Exercise: Set out every line of the listing below as a Markdown table with the columns Row and Entry. Number the rows and leave out blank lines.

--- START ---

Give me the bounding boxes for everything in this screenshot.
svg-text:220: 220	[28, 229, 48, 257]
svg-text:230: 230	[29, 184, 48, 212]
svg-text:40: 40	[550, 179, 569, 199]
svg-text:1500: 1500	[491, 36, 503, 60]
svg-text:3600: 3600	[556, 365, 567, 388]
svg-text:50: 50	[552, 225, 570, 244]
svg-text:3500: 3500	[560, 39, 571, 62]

--- END ---

The output:
| Row | Entry |
|---|---|
| 1 | Give me the bounding boxes for everything in this screenshot. |
| 2 | svg-text:220: 220	[28, 229, 48, 257] |
| 3 | svg-text:230: 230	[29, 184, 48, 212] |
| 4 | svg-text:40: 40	[550, 179, 569, 199] |
| 5 | svg-text:1500: 1500	[491, 36, 503, 60] |
| 6 | svg-text:3600: 3600	[556, 365, 567, 388] |
| 7 | svg-text:50: 50	[552, 225, 570, 244] |
| 8 | svg-text:3500: 3500	[560, 39, 571, 62] |